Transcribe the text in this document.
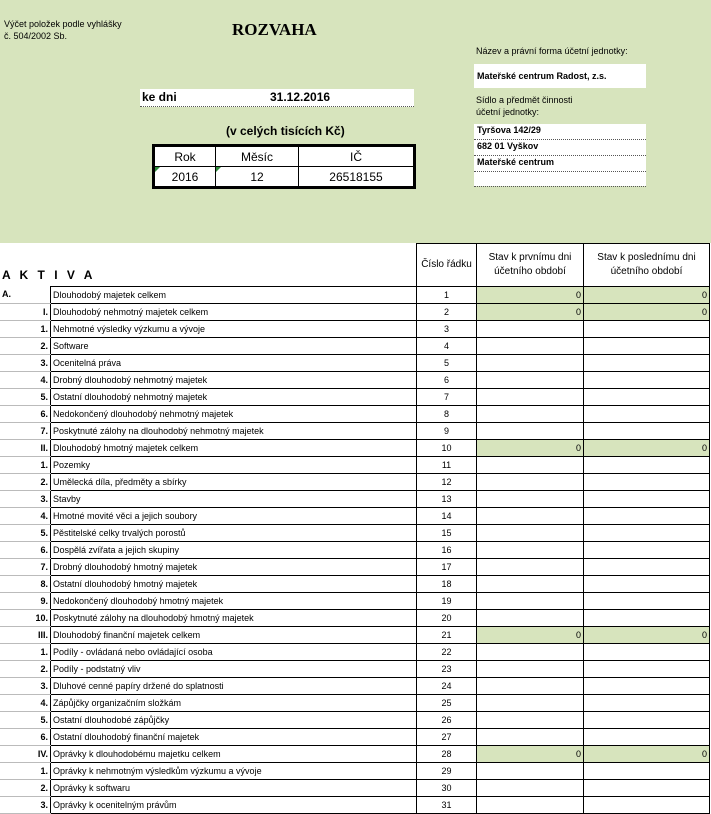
Výčet položek podle vyhlášky
č. 504/2002 Sb.	ROZVAHA
ke dni	31.12.2016
(v celých tisících Kč)
Rok	Měsíc	IČ
2016	12	26518155
Název a právní forma účetní jednotky:
Mateřské centrum Radost, z.s.
Sídlo a předmět činnosti
účetní jednotky:
Tyršova 142/29
682 01 Vyškov
Mateřské centrum
A K T I V A			Číslo řádku	Stav k prvnímu dni účetního období	Stav k poslednímu dni účetního období
A.		Dlouhodobý majetek celkem	1	0	0
	I.	Dlouhodobý nehmotný majetek celkem	2	0	0
	1.	Nehmotné výsledky výzkumu a vývoje	3		
	2.	Software	4		
	3.	Ocenitelná práva	5		
	4.	Drobný dlouhodobý nehmotný majetek	6		
	5.	Ostatní dlouhodobý nehmotný majetek	7		
	6.	Nedokončený dlouhodobý nehmotný majetek	8		
	7.	Poskytnuté zálohy na dlouhodobý nehmotný majetek	9		
	II.	Dlouhodobý hmotný majetek celkem	10	0	0
	1.	Pozemky	11		
	2.	Umělecká díla, předměty a sbírky	12		
	3.	Stavby	13		
	4.	Hmotné movité věci a jejich soubory	14		
	5.	Pěstitelské celky trvalých porostů	15		
	6.	Dospělá zvířata a jejich skupiny	16		
	7.	Drobný dlouhodobý hmotný majetek	17		
	8.	Ostatní dlouhodobý hmotný majetek	18		
	9.	Nedokončený dlouhodobý hmotný majetek	19		
	10.	Poskytnuté zálohy na dlouhodobý hmotný majetek	20		
	III.	Dlouhodobý finanční majetek celkem	21	0	0
	1.	Podíly - ovládaná nebo ovládající osoba	22		
	2.	Podíly - podstatný vliv	23		
	3.	Dluhové cenné papíry držené do splatnosti	24		
	4.	Zápůjčky organizačním složkám	25		
	5.	Ostatní dlouhodobé zápůjčky	26		
	6.	Ostatní dlouhodobý finanční majetek	27		
	IV.	Oprávky k dlouhodobému majetku celkem	28	0	0
	1.	Oprávky k nehmotným výsledkům výzkumu a vývoje	29		
	2.	Oprávky k softwaru	30		
	3.	Oprávky k ocenitelným právům	31		
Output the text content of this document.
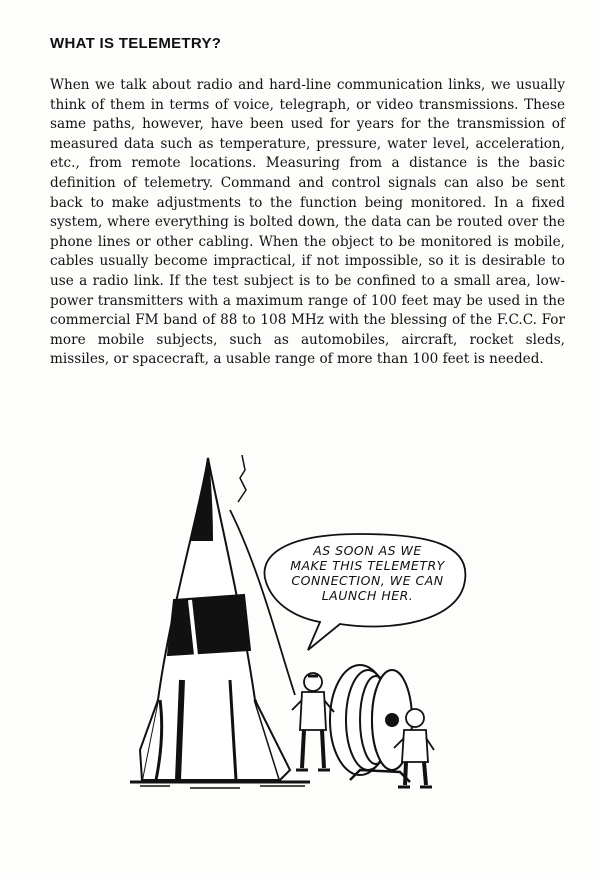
WHAT IS TELEMETRY?

When we talk about radio and hard-line communication links, we usually think of them in terms of voice, telegraph, or video transmissions. These same paths, however, have been used for years for the transmission of measured data such as temperature, pressure, water level, acceleration, etc., from remote locations. Measuring from a distance is the basic definition of telemetry. Command and control signals can also be sent back to make adjustments to the function being monitored. In a fixed system, where everything is bolted down, the data can be routed over the phone lines or other cabling. When the object to be monitored is mobile, cables usually become impractical, if not impossible, so it is desirable to use a radio link. If the test subject is to be confined to a small area, low-power transmitters with a maximum range of 100 feet may be used in the commercial FM band of 88 to 108 MHz with the blessing of the F.C.C. For more mobile subjects, such as automobiles, aircraft, rocket sleds, missiles, or spacecraft, a usable range of more than 100 feet is needed.

AS SOON AS WE
MAKE THIS TELEMETRY
CONNECTION, WE CAN
LAUNCH HER.
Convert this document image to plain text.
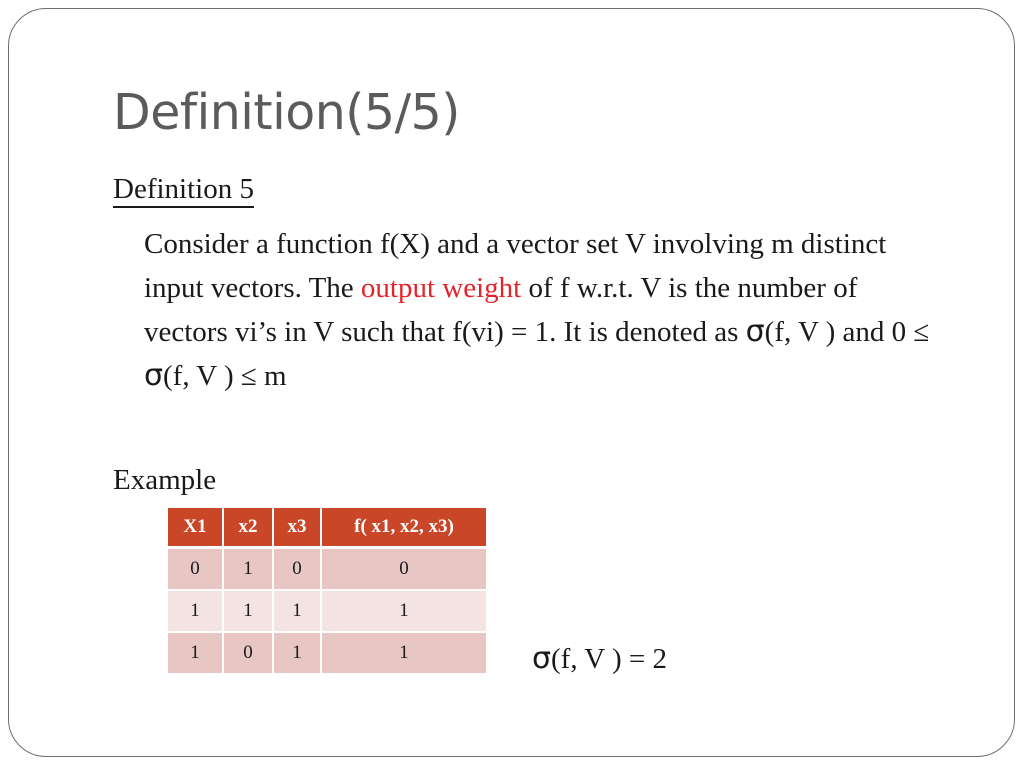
Definition(5/5)
Definition 5
Consider a function f(X) and a vector set V involving m distinct input vectors. The output weight of f w.r.t. V is the number of vectors vi’s in V such that f(vi) = 1. It is denoted as σ(f, V ) and 0 ≤ σ(f, V ) ≤ m
Example
X1	x2	x3	f( x1, x2, x3)
0	1	0	0
1	1	1	1
1	0	1	1	σ(f, V ) = 2
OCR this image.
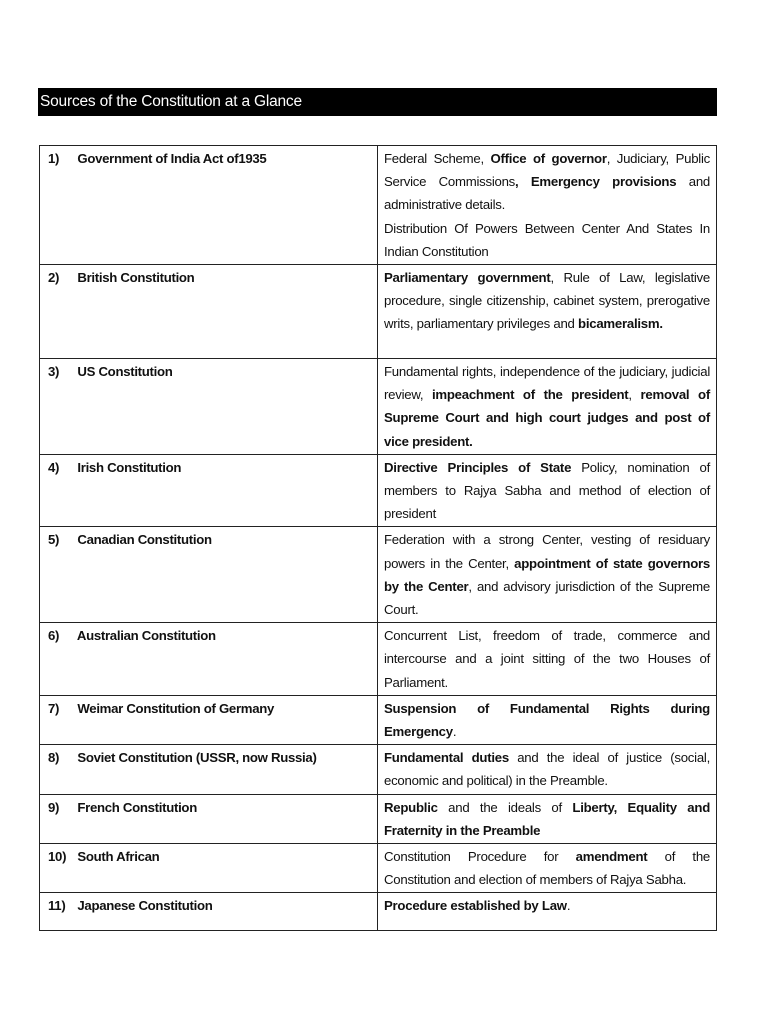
Sources of the Constitution at a Glance
1) Government of India Act of1935	Federal Scheme, Office of governor, Judiciary, Public Service Commissions, Emergency provisions and administrative details.
Distribution Of Powers Between Center And States In Indian Constitution

2) British Constitution	Parliamentary government, Rule of Law, legislative procedure, single citizenship, cabinet system, prerogative writs, parliamentary privileges and bicameralism.

3) US Constitution	Fundamental rights, independence of the judiciary, judicial review, impeachment of the president, removal of Supreme Court and high court judges and post of vice president.

4) Irish Constitution	Directive Principles of State Policy, nomination of members to Rajya Sabha and method of election of president

5) Canadian Constitution	Federation with a strong Center, vesting of residuary powers in the Center, appointment of state governors by the Center, and advisory jurisdiction of the Supreme Court.

6) Australian Constitution	Concurrent List, freedom of trade, commerce and intercourse and a joint sitting of the two Houses of Parliament.

7) Weimar Constitution of Germany	Suspension of Fundamental Rights during Emergency.

8) Soviet Constitution (USSR, now Russia)	Fundamental duties and the ideal of justice (social, economic and political) in the Preamble.

9) French Constitution	Republic and the ideals of Liberty, Equality and Fraternity in the Preamble

10) South African	Constitution Procedure for amendment of the Constitution and election of members of Rajya Sabha.

11) Japanese Constitution	Procedure established by Law.
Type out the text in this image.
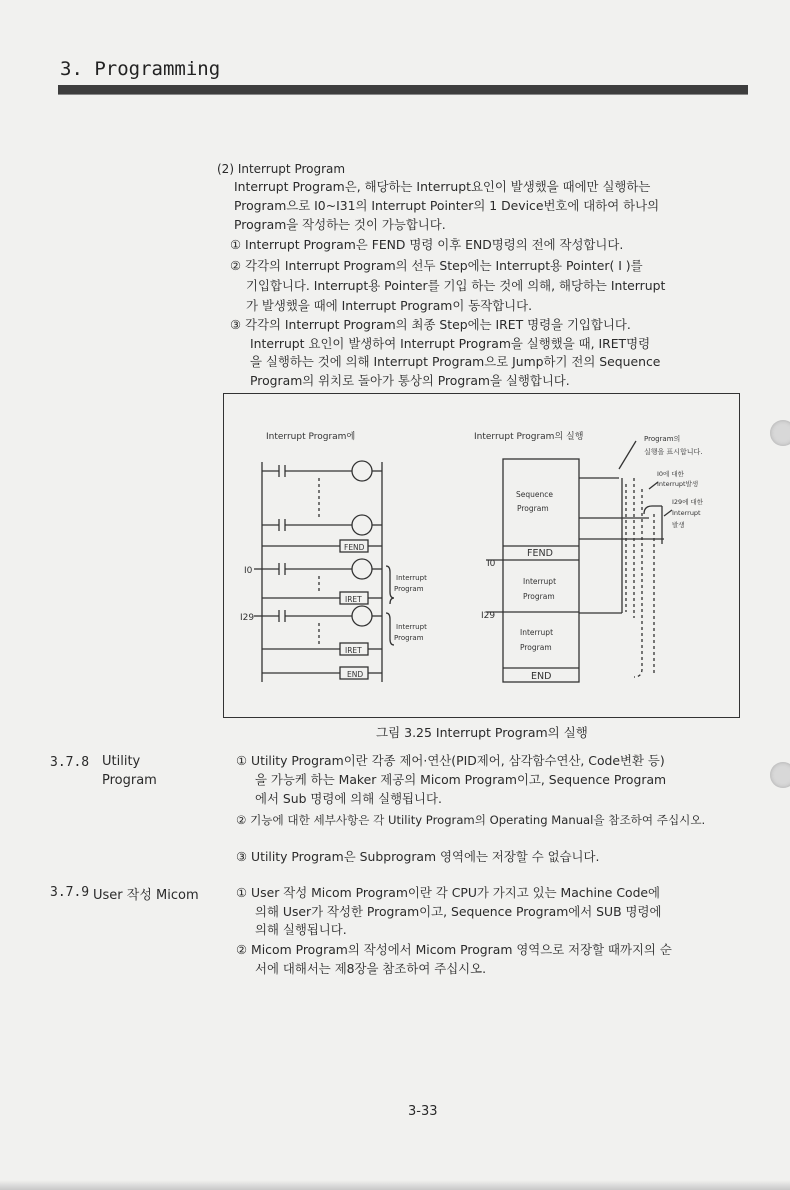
3. Programming
(2) Interrupt Program
Interrupt Program은, 해당하는 Interrupt요인이 발생했을 때에만 실행하는
Program으로 I0~I31의 Interrupt Pointer의 1 Device번호에 대하여 하나의
Program을 작성하는 것이 가능합니다.
① Interrupt Program은 FEND 명령 이후 END명령의 전에 작성합니다.
② 각각의 Interrupt Program의 선두 Step에는 Interrupt용 Pointer( I )를
기입합니다. Interrupt용 Pointer를 기입 하는 것에 의해, 해당하는 Interrupt
가 발생했을 때에 Interrupt Program이 동작합니다.
③ 각각의 Interrupt Program의 최종 Step에는 IRET 명령을 기입합니다.
Interrupt 요인이 발생하여 Interrupt Program을 실행했을 때, IRET명령
을 실행하는 것에 의해 Interrupt Program으로 Jump하기 전의 Sequence
Program의 위치로 돌아가 통상의 Program을 실행합니다.
Interrupt Program에	Interrupt Program의 실행
FEND
IRET
IRET
END
I0
I29
Interrupt
Program
Interrupt
Program
Sequence
Program
FEND
I0
Interrupt
Program
I29
Interrupt
Program
END
Program의
실행을 표시합니다.
I0에 대한
Interrupt발생
I29에 대한
Interrupt
발생
그림 3.25 Interrupt Program의 실행
3.7.8 Utility
Program
① Utility Program이란 각종 제어·연산(PID제어, 삼각함수연산, Code변환 등)
을 가능케 하는 Maker 제공의 Micom Program이고, Sequence Program
에서 Sub 명령에 의해 실행됩니다.
② 기능에 대한 세부사항은 각 Utility Program의 Operating Manual을 참조하여 주십시오.
③ Utility Program은 Subprogram 영역에는 저장할 수 없습니다.
3.7.9 User 작성 Micom	① User 작성 Micom Program이란 각 CPU가 가지고 있는 Machine Code에
의해 User가 작성한 Program이고, Sequence Program에서 SUB 명령에
의해 실행됩니다.
② Micom Program의 작성에서 Micom Program 영역으로 저장할 때까지의 순
서에 대해서는 제8장을 참조하여 주십시오.
3-33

◆ **TASK BRIEF**:
Pictures are excluded; copy every other part of the records exactly.

◆ **REPLY TO THE EXERCISE**:
Transcribe the text in this document.
Výčet položek podle vyhlášky
č. 504/2002 Sb.	ROZVAHA
ke dni	31.12.2016
(v celých tisících Kč)
Rok	Měsíc	IČ
2016	12	26518155
Název a právní forma účetní jednotky:
Mateřské centrum Radost, z.s.
Sídlo a předmět činnosti
účetní jednotky:
Tyršova 142/29
682 01 Vyškov
Mateřské centrum
A K T I V A			Číslo řádku	Stav k prvnímu dni účetního období	Stav k poslednímu dni účetního období
A.		Dlouhodobý majetek celkem	1	0	0
	I.	Dlouhodobý nehmotný majetek celkem	2	0	0
	1.	Nehmotné výsledky výzkumu a vývoje	3		
	2.	Software	4		
	3.	Ocenitelná práva	5		
	4.	Drobný dlouhodobý nehmotný majetek	6		
	5.	Ostatní dlouhodobý nehmotný majetek	7		
	6.	Nedokončený dlouhodobý nehmotný majetek	8		
	7.	Poskytnuté zálohy na dlouhodobý nehmotný majetek	9		
	II.	Dlouhodobý hmotný majetek celkem	10	0	0
	1.	Pozemky	11		
	2.	Umělecká díla, předměty a sbírky	12		
	3.	Stavby	13		
	4.	Hmotné movité věci a jejich soubory	14		
	5.	Pěstitelské celky trvalých porostů	15		
	6.	Dospělá zvířata a jejich skupiny	16		
	7.	Drobný dlouhodobý hmotný majetek	17		
	8.	Ostatní dlouhodobý hmotný majetek	18		
	9.	Nedokončený dlouhodobý hmotný majetek	19		
	10.	Poskytnuté zálohy na dlouhodobý hmotný majetek	20		
	III.	Dlouhodobý finanční majetek celkem	21	0	0
	1.	Podíly - ovládaná nebo ovládající osoba	22		
	2.	Podíly - podstatný vliv	23		
	3.	Dluhové cenné papíry držené do splatnosti	24		
	4.	Zápůjčky organizačním složkám	25		
	5.	Ostatní dlouhodobé zápůjčky	26		
	6.	Ostatní dlouhodobý finanční majetek	27		
	IV.	Oprávky k dlouhodobému majetku celkem	28	0	0
	1.	Oprávky k nehmotným výsledkům výzkumu a vývoje	29		
	2.	Oprávky k softwaru	30		
	3.	Oprávky k ocenitelným právům	31		
Output the text content of this document.
WHAT IS TELEMETRY?

When we talk about radio and hard-line communication links, we usually think of them in terms of voice, telegraph, or video transmissions. These same paths, however, have been used for years for the transmission of measured data such as temperature, pressure, water level, acceleration, etc., from remote locations. Measuring from a distance is the basic definition of telemetry. Command and control signals can also be sent back to make adjustments to the function being monitored. In a fixed system, where everything is bolted down, the data can be routed over the phone lines or other cabling. When the object to be monitored is mobile, cables usually become impractical, if not impossible, so it is desirable to use a radio link. If the test subject is to be confined to a small area, low-power transmitters with a maximum range of 100 feet may be used in the commercial FM band of 88 to 108 MHz with the blessing of the F.C.C. For more mobile subjects, such as automobiles, aircraft, rocket sleds, missiles, or spacecraft, a usable range of more than 100 feet is needed.

AS SOON AS WE
MAKE THIS TELEMETRY
CONNECTION, WE CAN
LAUNCH HER.
Convert this document image to plain text.
Definition(5/5)
Definition 5
Consider a function f(X) and a vector set V involving m distinct input vectors. The output weight of f w.r.t. V is the number of vectors vi’s in V such that f(vi) = 1. It is denoted as σ(f, V ) and 0 ≤ σ(f, V ) ≤ m
Example
X1	x2	x3	f( x1, x2, x3)
0	1	0	0
1	1	1	1
1	0	1	1	σ(f, V ) = 2
OCR this image.
Sources of the Constitution at a Glance
1) Government of India Act of1935	Federal Scheme, Office of governor, Judiciary, Public Service Commissions, Emergency provisions and administrative details.
Distribution Of Powers Between Center And States In Indian Constitution

2) British Constitution	Parliamentary government, Rule of Law, legislative procedure, single citizenship, cabinet system, prerogative writs, parliamentary privileges and bicameralism.

3) US Constitution	Fundamental rights, independence of the judiciary, judicial review, impeachment of the president, removal of Supreme Court and high court judges and post of vice president.

4) Irish Constitution	Directive Principles of State Policy, nomination of members to Rajya Sabha and method of election of president

5) Canadian Constitution	Federation with a strong Center, vesting of residuary powers in the Center, appointment of state governors by the Center, and advisory jurisdiction of the Supreme Court.

6) Australian Constitution	Concurrent List, freedom of trade, commerce and intercourse and a joint sitting of the two Houses of Parliament.

7) Weimar Constitution of Germany	Suspension of Fundamental Rights during Emergency.

8) Soviet Constitution (USSR, now Russia)	Fundamental duties and the ideal of justice (social, economic and political) in the Preamble.

9) French Constitution	Republic and the ideals of Liberty, Equality and Fraternity in the Preamble

10) South African	Constitution Procedure for amendment of the Constitution and election of members of Rajya Sabha.

11) Japanese Constitution	Procedure established by Law.
Type out the text in this image.
3. Programming
(2) Interrupt Program
Interrupt Program은, 해당하는 Interrupt요인이 발생했을 때에만 실행하는
Program으로 I0~I31의 Interrupt Pointer의 1 Device번호에 대하여 하나의
Program을 작성하는 것이 가능합니다.
① Interrupt Program은 FEND 명령 이후 END명령의 전에 작성합니다.
② 각각의 Interrupt Program의 선두 Step에는 Interrupt용 Pointer( I )를
기입합니다. Interrupt용 Pointer를 기입 하는 것에 의해, 해당하는 Interrupt
가 발생했을 때에 Interrupt Program이 동작합니다.
③ 각각의 Interrupt Program의 최종 Step에는 IRET 명령을 기입합니다.
Interrupt 요인이 발생하여 Interrupt Program을 실행했을 때, IRET명령
을 실행하는 것에 의해 Interrupt Program으로 Jump하기 전의 Sequence
Program의 위치로 돌아가 통상의 Program을 실행합니다.
Interrupt Program에	Interrupt Program의 실행
FEND
IRET
IRET
END
I0
I29
Interrupt
Program
Interrupt
Program
Sequence
Program
FEND
I0
Interrupt
Program
I29
Interrupt
Program
END
Program의
실행을 표시합니다.
I0에 대한
Interrupt발생
I29에 대한
Interrupt
발생
그림 3.25 Interrupt Program의 실행
3.7.8 Utility
Program
① Utility Program이란 각종 제어·연산(PID제어, 삼각함수연산, Code변환 등)
을 가능케 하는 Maker 제공의 Micom Program이고, Sequence Program
에서 Sub 명령에 의해 실행됩니다.
② 기능에 대한 세부사항은 각 Utility Program의 Operating Manual을 참조하여 주십시오.
③ Utility Program은 Subprogram 영역에는 저장할 수 없습니다.
3.7.9 User 작성 Micom	① User 작성 Micom Program이란 각 CPU가 가지고 있는 Machine Code에
의해 User가 작성한 Program이고, Sequence Program에서 SUB 명령에
의해 실행됩니다.
② Micom Program의 작성에서 Micom Program 영역으로 저장할 때까지의 순
서에 대해서는 제8장을 참조하여 주십시오.
3-33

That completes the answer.